* Begin *

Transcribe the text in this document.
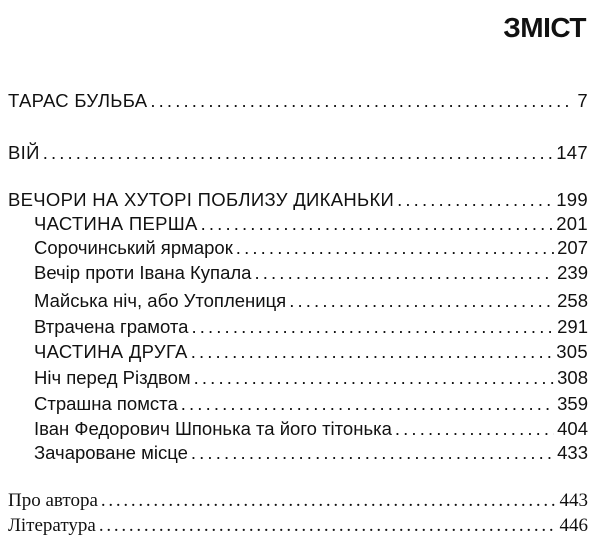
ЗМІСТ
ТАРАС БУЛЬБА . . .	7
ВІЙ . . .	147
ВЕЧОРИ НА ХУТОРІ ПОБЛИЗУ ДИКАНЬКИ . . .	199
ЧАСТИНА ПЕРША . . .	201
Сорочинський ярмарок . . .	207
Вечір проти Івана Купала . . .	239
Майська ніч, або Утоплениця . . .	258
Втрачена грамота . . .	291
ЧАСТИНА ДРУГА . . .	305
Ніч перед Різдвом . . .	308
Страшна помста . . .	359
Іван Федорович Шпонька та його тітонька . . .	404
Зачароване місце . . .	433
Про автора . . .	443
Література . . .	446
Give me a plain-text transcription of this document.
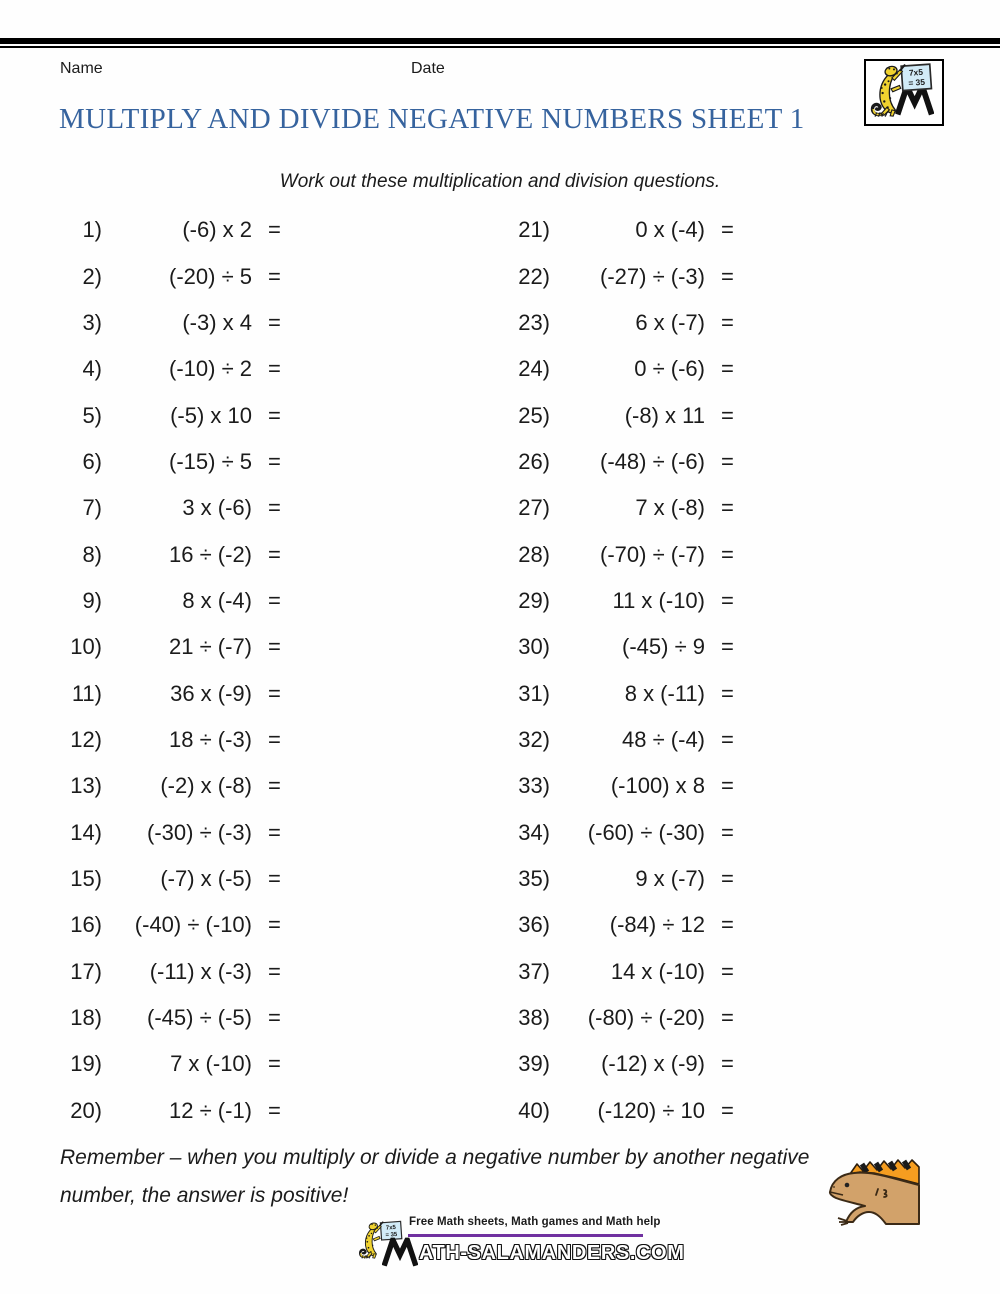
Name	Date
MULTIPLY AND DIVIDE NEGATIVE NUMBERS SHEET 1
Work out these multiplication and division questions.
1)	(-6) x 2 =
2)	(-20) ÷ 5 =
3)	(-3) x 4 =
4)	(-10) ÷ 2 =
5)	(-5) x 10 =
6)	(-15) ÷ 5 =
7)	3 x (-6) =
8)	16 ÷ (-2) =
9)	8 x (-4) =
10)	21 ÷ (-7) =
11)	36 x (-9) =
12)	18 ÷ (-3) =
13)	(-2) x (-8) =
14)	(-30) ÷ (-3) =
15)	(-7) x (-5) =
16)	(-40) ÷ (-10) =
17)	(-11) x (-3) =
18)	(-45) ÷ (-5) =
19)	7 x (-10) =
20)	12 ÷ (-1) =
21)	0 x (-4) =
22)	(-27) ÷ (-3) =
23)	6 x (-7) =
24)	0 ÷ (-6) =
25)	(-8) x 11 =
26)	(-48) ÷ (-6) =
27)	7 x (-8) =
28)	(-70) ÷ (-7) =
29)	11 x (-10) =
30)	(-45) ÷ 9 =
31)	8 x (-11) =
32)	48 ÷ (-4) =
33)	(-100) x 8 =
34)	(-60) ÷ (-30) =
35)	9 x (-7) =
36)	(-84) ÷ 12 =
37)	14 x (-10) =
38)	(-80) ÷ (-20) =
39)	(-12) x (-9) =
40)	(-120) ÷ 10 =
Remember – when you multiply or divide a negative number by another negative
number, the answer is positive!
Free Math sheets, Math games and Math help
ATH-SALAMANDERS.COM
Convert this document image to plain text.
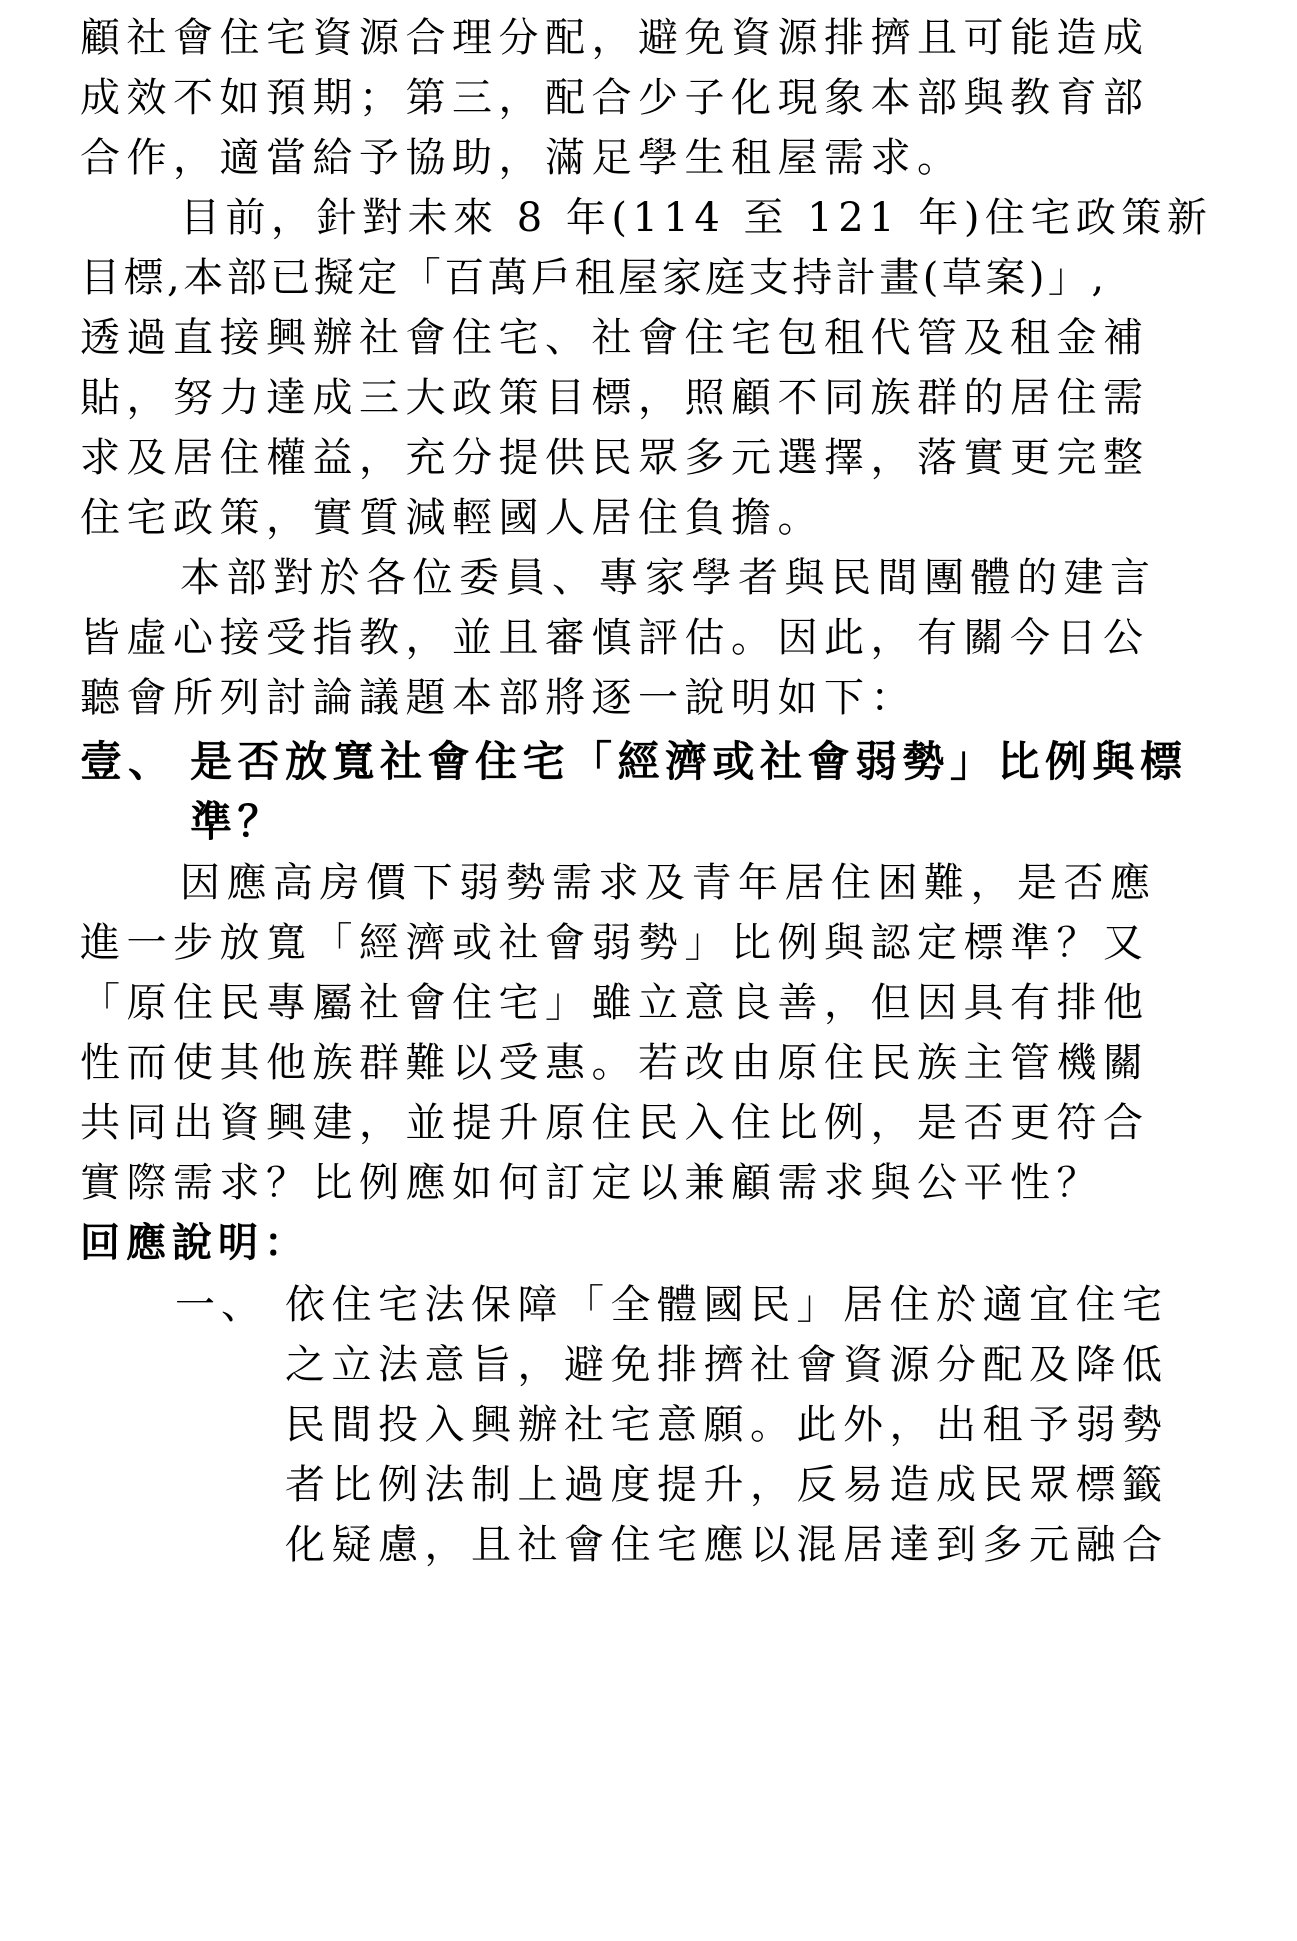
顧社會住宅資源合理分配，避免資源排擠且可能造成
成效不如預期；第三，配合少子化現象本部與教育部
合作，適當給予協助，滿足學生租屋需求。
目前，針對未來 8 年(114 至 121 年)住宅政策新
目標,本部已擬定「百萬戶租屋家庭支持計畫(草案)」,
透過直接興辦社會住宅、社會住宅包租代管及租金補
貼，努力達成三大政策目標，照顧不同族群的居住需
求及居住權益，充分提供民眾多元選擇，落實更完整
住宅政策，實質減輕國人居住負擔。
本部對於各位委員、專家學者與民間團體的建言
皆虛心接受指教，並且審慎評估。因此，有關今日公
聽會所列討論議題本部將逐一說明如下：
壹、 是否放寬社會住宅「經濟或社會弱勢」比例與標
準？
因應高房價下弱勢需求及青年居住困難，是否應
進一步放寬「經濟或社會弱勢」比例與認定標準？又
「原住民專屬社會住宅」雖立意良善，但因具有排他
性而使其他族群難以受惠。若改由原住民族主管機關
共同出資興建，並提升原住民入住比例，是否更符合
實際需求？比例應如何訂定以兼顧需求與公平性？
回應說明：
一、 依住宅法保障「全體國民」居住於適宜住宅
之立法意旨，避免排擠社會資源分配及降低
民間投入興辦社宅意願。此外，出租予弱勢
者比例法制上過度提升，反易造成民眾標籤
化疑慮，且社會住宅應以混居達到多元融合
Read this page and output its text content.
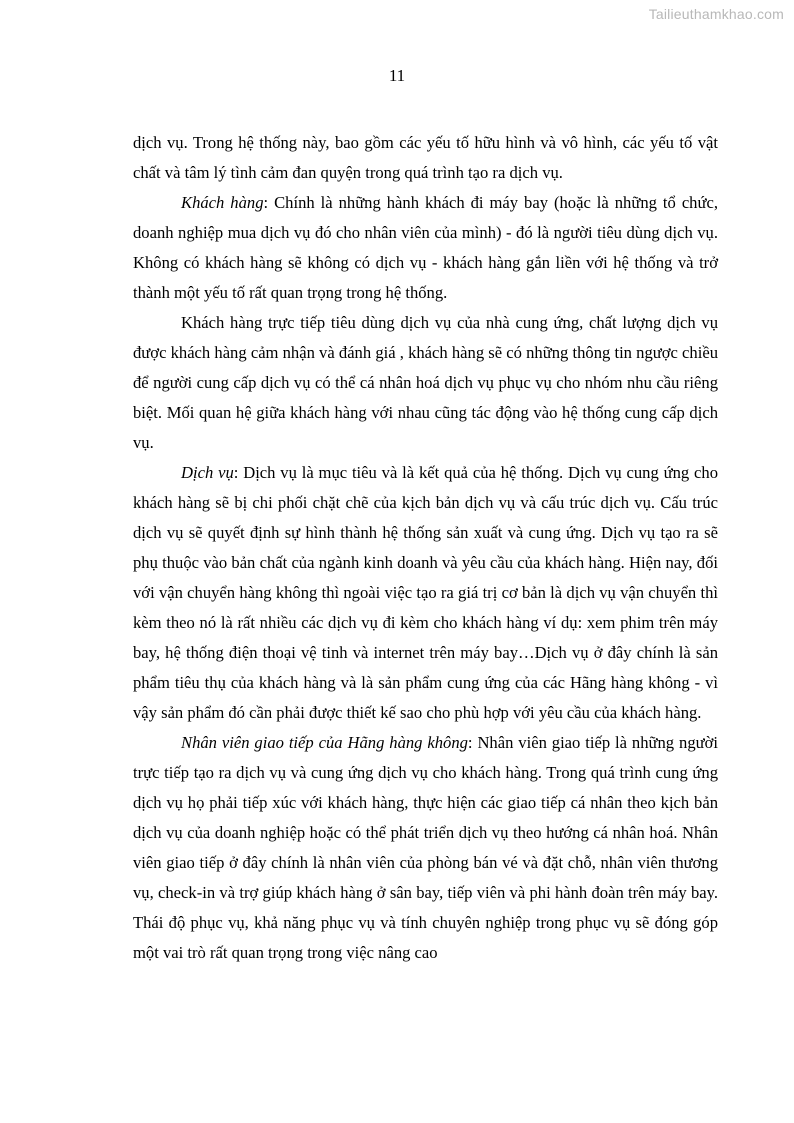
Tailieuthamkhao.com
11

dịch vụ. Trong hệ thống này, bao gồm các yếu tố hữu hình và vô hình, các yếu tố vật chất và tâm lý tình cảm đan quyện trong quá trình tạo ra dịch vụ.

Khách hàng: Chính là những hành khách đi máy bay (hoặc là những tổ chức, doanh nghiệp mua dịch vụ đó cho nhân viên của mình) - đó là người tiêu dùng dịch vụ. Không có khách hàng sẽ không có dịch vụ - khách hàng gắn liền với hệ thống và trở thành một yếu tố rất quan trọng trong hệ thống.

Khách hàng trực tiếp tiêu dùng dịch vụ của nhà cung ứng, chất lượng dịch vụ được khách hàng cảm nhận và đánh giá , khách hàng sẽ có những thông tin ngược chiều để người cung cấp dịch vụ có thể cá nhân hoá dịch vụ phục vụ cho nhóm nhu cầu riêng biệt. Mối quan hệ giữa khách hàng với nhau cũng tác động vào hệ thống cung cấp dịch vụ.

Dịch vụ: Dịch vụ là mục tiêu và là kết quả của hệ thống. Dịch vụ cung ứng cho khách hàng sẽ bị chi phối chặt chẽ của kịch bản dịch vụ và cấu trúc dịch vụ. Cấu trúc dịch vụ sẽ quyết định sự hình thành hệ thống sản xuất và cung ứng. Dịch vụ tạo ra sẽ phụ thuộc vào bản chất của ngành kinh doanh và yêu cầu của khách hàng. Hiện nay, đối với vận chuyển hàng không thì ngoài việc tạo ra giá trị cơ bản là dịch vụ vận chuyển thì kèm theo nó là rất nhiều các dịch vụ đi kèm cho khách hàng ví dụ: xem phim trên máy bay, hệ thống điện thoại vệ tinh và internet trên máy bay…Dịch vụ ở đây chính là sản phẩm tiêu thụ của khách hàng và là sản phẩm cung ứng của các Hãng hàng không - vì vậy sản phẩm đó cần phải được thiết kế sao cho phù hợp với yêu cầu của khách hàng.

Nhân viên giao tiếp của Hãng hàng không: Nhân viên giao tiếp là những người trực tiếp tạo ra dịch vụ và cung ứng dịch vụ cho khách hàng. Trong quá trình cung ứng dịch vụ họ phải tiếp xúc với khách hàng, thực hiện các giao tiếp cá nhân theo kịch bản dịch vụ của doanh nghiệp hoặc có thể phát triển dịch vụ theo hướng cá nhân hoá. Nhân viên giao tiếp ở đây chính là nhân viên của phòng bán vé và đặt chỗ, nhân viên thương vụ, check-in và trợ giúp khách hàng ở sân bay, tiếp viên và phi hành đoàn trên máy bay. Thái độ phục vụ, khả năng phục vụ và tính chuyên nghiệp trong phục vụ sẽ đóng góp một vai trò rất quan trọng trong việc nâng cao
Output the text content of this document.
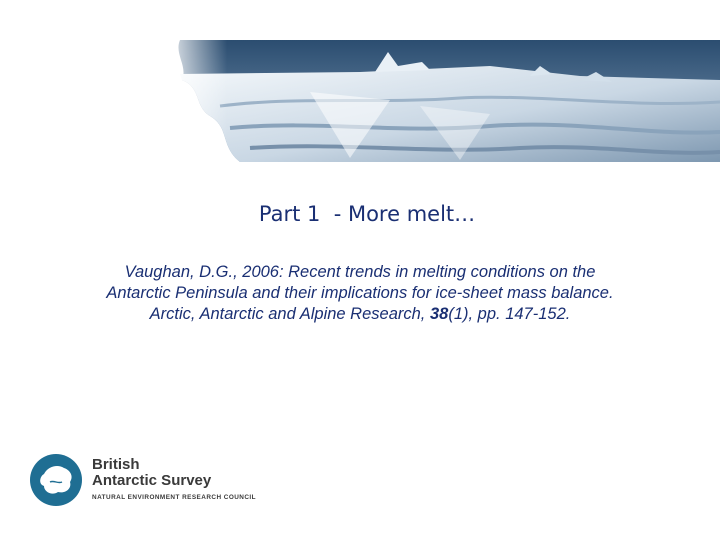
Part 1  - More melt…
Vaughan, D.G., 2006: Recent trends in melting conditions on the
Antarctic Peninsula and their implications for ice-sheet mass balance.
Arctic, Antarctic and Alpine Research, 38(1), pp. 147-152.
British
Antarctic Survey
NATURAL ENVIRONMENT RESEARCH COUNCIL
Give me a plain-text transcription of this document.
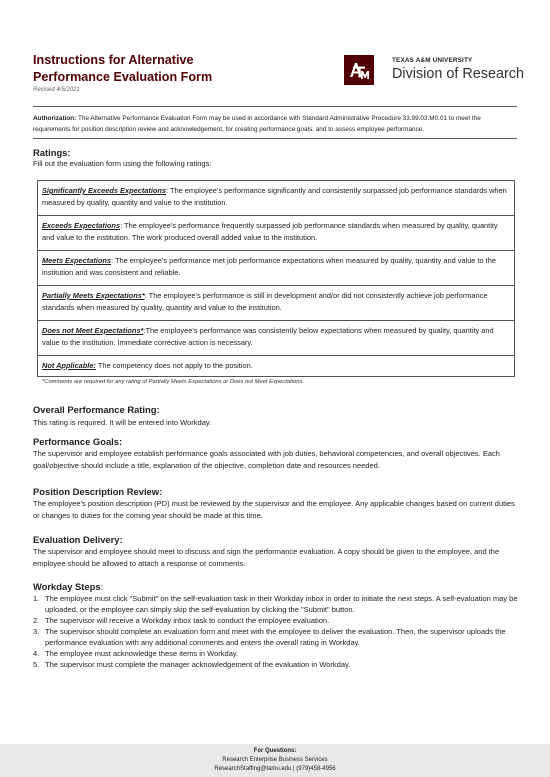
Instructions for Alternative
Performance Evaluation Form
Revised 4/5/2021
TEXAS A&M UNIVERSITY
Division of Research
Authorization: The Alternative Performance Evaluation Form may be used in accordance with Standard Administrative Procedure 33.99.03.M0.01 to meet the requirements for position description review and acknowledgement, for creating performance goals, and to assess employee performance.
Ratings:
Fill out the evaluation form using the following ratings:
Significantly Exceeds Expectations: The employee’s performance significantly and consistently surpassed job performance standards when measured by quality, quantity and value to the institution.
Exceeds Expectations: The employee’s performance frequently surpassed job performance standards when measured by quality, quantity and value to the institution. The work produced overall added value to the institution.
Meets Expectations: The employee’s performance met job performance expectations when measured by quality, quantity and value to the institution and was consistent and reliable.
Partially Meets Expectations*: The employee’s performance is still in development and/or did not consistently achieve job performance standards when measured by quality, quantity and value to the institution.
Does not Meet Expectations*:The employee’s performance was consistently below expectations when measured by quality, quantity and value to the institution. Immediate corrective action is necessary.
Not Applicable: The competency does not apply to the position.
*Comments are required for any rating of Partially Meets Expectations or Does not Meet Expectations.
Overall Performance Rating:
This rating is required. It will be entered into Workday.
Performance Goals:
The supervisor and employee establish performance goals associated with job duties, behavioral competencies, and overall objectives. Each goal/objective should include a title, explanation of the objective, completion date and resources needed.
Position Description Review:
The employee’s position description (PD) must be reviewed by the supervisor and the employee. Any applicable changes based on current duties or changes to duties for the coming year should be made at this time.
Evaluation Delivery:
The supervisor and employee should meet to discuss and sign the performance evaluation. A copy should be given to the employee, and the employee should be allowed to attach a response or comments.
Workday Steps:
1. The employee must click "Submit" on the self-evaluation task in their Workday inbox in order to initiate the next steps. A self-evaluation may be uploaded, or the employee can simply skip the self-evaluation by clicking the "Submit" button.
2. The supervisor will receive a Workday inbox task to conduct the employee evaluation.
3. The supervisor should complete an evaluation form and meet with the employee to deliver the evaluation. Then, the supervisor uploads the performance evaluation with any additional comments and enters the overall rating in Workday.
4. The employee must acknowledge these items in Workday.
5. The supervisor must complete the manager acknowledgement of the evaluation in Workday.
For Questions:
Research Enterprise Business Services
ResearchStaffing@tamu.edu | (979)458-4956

* End *

Each line above that includes "chất" should be shown.

dịch vụ. Trong hệ thống này, bao gồm các yếu tố hữu hình và vô hình, các yếu tố vật chất và tâm lý tình cảm đan quyện trong quá trình tạo ra dịch vụ.
Khách hàng trực tiếp tiêu dùng dịch vụ của nhà cung ứng, chất lượng dịch vụ được khách hàng cảm nhận và đánh giá , khách hàng sẽ có những thông tin ngược chiều để người cung cấp dịch vụ có thể cá nhân hoá dịch vụ phục vụ cho nhóm nhu cầu riêng biệt. Mối quan hệ giữa khách hàng với nhau cũng tác động vào hệ thống cung cấp dịch vụ.
Dịch vụ: Dịch vụ là mục tiêu và là kết quả của hệ thống. Dịch vụ cung ứng cho khách hàng sẽ bị chi phối chặt chẽ của kịch bản dịch vụ và cấu trúc dịch vụ. Cấu trúc dịch vụ sẽ quyết định sự hình thành hệ thống sản xuất và cung ứng. Dịch vụ tạo ra sẽ phụ thuộc vào bản chất của ngành kinh doanh và yêu cầu của khách hàng. Hiện nay, đối với vận chuyển hàng không thì ngoài việc tạo ra giá trị cơ bản là dịch vụ vận chuyển thì kèm theo nó là rất nhiều các dịch vụ đi kèm cho khách hàng ví dụ: xem phim trên máy bay, hệ thống điện thoại vệ tinh và internet trên máy bay…Dịch vụ ở đây chính là sản phẩm tiêu thụ của khách hàng và là sản phẩm cung ứng của các Hãng hàng không - vì vậy sản phẩm đó cần phải được thiết kế sao cho phù hợp với yêu cầu của khách hàng.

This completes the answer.